WHAT IS EXPECTED -
Using the entries that follow, count the lines containing the word "último" and give that number by itself.
=== DATA RECORDS ===
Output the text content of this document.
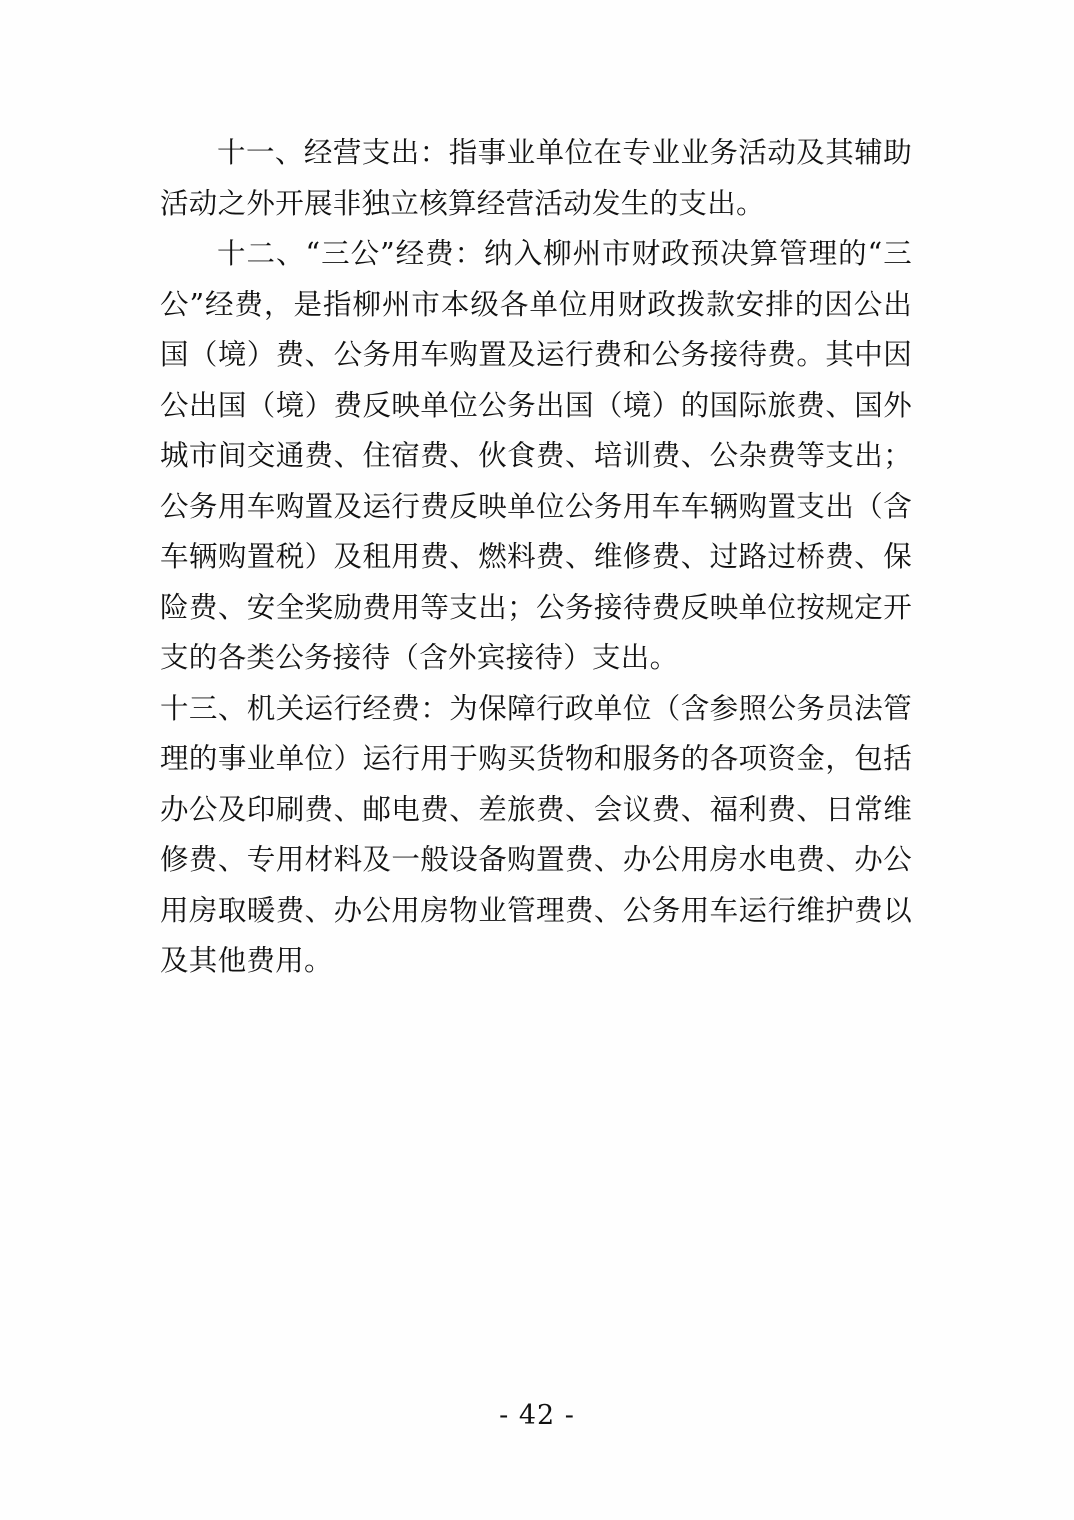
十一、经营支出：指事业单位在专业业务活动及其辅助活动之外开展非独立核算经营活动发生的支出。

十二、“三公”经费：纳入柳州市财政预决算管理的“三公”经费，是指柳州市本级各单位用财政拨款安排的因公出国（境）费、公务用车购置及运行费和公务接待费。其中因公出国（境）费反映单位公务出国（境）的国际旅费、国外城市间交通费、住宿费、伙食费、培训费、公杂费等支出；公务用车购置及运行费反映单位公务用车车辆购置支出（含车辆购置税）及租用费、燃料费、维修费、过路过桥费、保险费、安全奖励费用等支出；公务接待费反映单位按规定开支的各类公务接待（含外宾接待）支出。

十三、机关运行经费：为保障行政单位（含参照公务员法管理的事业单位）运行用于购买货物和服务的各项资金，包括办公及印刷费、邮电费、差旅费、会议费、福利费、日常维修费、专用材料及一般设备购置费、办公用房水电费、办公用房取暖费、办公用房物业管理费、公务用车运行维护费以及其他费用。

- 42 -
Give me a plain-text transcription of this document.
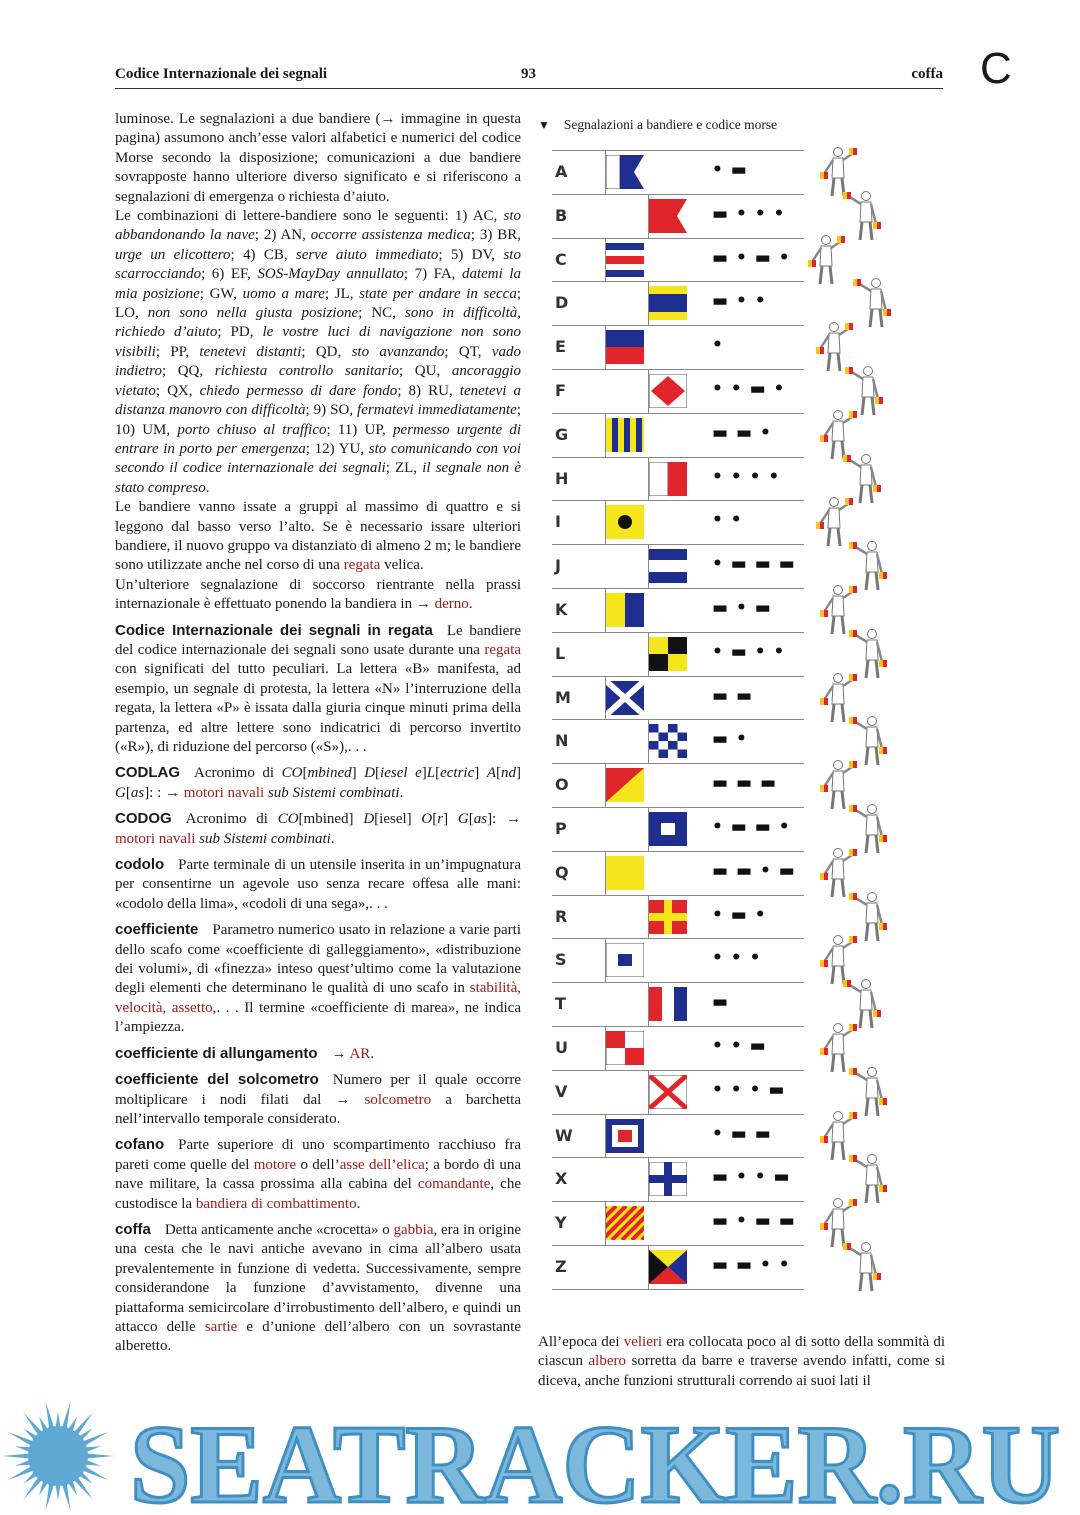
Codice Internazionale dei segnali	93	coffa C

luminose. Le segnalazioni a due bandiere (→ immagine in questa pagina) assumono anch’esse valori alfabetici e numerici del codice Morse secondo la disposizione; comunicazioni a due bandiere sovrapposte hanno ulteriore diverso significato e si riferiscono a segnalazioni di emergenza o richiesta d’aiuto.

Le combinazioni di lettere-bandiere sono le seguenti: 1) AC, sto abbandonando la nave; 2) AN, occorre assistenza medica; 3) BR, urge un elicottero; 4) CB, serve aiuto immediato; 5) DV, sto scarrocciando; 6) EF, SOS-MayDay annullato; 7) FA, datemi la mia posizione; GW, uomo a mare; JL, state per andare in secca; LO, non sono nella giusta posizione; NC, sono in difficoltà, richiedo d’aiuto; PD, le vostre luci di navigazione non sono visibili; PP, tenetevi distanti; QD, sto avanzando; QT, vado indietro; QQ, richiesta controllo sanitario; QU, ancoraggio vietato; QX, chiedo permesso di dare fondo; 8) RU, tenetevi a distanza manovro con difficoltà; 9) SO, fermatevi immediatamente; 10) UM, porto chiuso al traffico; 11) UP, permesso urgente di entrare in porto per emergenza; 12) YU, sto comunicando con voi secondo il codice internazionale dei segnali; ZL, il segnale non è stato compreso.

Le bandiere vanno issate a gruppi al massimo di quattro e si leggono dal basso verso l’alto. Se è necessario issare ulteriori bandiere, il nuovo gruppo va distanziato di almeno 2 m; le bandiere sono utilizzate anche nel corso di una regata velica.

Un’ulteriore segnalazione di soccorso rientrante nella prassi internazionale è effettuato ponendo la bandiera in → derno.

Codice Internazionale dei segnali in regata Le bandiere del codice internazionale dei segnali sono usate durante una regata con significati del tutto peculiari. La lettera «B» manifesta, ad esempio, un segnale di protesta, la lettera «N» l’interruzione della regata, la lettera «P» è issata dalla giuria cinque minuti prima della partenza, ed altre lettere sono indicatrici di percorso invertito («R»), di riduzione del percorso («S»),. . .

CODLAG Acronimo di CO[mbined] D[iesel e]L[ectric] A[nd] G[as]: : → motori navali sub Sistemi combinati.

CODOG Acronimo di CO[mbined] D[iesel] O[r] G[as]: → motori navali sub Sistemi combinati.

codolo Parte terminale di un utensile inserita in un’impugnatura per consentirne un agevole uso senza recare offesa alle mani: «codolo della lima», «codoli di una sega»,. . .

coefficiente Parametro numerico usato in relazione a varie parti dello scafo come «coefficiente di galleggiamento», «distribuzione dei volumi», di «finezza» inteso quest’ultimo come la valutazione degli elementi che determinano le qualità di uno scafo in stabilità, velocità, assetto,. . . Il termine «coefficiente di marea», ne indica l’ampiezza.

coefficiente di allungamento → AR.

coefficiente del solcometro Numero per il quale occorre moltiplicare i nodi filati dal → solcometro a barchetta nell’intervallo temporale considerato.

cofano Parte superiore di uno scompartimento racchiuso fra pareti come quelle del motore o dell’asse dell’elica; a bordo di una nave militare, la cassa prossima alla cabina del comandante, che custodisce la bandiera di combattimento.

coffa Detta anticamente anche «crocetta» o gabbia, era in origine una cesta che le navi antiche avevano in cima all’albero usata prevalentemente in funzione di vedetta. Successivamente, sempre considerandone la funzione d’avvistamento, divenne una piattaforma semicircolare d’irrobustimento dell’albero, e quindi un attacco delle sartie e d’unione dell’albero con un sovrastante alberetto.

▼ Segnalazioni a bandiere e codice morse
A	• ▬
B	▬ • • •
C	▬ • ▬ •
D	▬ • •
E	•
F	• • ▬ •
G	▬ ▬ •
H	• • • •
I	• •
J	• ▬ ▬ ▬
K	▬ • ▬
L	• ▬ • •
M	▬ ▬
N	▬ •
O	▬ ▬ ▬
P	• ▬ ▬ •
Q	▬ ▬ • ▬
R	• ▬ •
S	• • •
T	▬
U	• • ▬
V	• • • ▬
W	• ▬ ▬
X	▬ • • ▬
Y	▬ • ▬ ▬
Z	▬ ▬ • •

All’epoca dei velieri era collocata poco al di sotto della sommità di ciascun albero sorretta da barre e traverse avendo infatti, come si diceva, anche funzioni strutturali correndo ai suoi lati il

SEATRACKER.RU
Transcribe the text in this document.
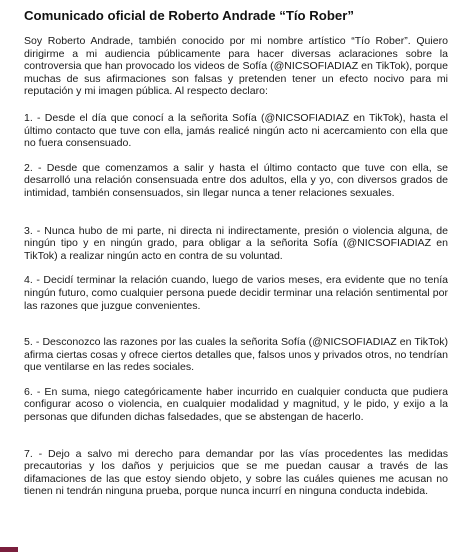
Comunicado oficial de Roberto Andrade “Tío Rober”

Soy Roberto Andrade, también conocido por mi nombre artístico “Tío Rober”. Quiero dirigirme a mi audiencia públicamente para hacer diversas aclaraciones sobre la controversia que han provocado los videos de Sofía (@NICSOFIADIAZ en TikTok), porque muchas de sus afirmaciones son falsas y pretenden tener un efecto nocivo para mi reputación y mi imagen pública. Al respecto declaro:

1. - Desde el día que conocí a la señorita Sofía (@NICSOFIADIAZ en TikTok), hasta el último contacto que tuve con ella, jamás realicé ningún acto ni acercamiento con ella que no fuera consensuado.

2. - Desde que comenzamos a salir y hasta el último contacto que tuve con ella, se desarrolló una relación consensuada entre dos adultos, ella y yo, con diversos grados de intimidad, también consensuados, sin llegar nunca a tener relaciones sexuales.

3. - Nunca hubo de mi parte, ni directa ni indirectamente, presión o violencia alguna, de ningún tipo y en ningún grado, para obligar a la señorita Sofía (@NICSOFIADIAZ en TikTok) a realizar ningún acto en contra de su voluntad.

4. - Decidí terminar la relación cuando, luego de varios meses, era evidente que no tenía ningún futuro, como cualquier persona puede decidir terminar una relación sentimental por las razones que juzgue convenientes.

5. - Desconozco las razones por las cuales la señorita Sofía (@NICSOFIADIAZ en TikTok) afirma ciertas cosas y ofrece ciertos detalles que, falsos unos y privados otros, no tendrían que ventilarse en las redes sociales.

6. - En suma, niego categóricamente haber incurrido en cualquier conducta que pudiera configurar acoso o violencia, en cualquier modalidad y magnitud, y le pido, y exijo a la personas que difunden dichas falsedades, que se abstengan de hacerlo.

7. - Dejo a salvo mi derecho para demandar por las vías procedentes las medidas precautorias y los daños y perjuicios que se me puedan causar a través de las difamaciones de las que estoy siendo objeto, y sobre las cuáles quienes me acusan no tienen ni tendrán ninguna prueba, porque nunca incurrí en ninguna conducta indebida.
===
EXERCISE RESPONSE -
2